**Given text:**
Stripped to their parts and held next to each other, these films reveal patterns. And if you add some amateur critical theory to the study of them, the larger picture of Mormonism’s cultural impact shifts into focus, revealing harmful “American values” inside neat little VHS packages.

 

Why?

Because Mormonism is not unique in its harm. It is rooted in settler-colonialism and depends on systematically conditioning its members to internalize and uphold larger systems:

 
  • Capitalism

  • Racism

  • White supremacy

  • Nationalism

  • Individualism

  • Imperialism

  • Sexism and misogyny

  • Classism

  • Homophobia

  • Transphobia

  • Ableism

  • Binary thinking

  • Scarcity mindset

  • Punishment culture

  • Purity culture

  • Perfectionism

 The mission

In studying the deluge of Mormon-produced media from 1960ish onward, I’ve realized these videos offer a scaffolding of sorts for deprogramming.

I hope that as you review these videos you once saw in primary/Sunday school/seminary/institute, you’ll find validation and support for healing on two planes.

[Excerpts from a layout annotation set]
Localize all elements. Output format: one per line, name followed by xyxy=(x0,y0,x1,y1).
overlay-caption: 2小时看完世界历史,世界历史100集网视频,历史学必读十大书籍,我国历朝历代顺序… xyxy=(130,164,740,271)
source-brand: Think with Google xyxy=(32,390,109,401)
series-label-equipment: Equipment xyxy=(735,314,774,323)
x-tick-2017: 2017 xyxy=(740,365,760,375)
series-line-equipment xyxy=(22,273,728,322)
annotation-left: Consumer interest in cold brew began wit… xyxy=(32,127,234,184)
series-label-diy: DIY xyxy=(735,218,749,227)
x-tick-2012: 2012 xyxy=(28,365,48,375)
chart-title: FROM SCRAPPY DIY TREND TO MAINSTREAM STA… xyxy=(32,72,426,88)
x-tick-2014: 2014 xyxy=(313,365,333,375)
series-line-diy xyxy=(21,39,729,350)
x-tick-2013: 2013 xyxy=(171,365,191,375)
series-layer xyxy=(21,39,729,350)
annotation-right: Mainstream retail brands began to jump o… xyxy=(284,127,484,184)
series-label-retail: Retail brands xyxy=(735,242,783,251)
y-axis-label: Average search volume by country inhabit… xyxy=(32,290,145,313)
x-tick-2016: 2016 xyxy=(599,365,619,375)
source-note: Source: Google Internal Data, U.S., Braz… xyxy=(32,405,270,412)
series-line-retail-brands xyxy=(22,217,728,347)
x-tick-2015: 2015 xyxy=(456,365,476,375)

---

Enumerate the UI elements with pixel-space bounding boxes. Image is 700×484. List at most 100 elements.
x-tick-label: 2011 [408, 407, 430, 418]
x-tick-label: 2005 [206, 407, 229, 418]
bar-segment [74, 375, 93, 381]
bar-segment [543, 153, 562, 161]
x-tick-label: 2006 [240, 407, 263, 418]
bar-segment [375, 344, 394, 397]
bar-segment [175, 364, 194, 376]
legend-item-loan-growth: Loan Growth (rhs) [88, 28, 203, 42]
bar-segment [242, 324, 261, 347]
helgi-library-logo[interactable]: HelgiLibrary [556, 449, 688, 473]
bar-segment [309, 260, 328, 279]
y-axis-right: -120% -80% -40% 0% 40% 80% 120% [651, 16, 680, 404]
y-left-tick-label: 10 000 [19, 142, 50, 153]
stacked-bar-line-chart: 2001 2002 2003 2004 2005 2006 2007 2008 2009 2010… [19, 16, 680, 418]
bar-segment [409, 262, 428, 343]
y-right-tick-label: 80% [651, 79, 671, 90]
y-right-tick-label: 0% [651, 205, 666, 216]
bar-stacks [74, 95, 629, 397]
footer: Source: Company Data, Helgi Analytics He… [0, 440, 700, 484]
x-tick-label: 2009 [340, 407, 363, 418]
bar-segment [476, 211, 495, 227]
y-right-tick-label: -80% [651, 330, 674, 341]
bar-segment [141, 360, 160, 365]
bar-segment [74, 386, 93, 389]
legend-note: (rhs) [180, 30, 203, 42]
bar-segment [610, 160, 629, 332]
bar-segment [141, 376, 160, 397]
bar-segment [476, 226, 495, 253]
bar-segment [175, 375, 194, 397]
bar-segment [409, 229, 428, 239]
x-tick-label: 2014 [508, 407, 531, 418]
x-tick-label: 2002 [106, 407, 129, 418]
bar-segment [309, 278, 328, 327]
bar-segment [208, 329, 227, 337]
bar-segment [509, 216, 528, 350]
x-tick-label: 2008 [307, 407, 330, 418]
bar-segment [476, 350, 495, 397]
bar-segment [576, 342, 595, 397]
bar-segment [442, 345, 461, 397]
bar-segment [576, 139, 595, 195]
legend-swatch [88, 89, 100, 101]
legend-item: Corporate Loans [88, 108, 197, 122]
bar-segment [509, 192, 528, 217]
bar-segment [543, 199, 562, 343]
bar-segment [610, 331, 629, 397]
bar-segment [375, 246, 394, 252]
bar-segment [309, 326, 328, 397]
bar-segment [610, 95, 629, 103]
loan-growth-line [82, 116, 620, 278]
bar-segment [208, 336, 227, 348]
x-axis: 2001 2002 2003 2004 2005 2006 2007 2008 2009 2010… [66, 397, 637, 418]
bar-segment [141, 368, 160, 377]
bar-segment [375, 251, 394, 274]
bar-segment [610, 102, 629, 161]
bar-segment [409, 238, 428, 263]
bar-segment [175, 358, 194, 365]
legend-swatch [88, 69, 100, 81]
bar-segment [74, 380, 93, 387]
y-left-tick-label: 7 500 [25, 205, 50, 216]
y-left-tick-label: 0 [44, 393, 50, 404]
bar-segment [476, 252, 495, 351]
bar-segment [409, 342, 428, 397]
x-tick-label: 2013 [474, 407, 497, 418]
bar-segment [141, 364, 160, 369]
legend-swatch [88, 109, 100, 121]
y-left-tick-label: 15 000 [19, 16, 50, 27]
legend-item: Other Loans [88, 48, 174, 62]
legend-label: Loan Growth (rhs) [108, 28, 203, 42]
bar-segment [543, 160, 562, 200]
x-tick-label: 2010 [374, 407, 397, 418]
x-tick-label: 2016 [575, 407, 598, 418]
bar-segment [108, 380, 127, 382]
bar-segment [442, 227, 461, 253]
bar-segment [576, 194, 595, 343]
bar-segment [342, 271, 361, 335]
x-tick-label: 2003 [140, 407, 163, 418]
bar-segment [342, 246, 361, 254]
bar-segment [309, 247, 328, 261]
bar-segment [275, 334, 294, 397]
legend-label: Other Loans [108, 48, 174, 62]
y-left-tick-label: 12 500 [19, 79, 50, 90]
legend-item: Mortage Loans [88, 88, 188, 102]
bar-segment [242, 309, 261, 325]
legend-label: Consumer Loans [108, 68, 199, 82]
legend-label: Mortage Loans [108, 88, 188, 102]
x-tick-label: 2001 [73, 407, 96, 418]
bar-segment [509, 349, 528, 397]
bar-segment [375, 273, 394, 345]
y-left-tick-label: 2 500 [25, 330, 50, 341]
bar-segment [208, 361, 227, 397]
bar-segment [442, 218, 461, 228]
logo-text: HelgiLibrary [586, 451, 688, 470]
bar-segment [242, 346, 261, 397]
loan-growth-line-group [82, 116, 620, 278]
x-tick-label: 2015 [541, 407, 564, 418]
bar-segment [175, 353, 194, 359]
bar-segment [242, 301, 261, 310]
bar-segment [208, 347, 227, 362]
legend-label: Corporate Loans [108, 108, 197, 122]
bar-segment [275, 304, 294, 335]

**Objective:** Extract the portion of the passage on Mormon-produced films between "The mission" and "on two planes.", inclusive, word for word. The entries are not required for any of the work here.

**Expected output:**
The mission

In studying the deluge of Mormon-produced media from 1960ish onward, I’ve realized these videos offer a scaffolding of sorts for deprogramming.

I hope that as you review these videos you once saw in primary/Sunday school/seminary/institute, you’ll find validation and support for healing on two planes.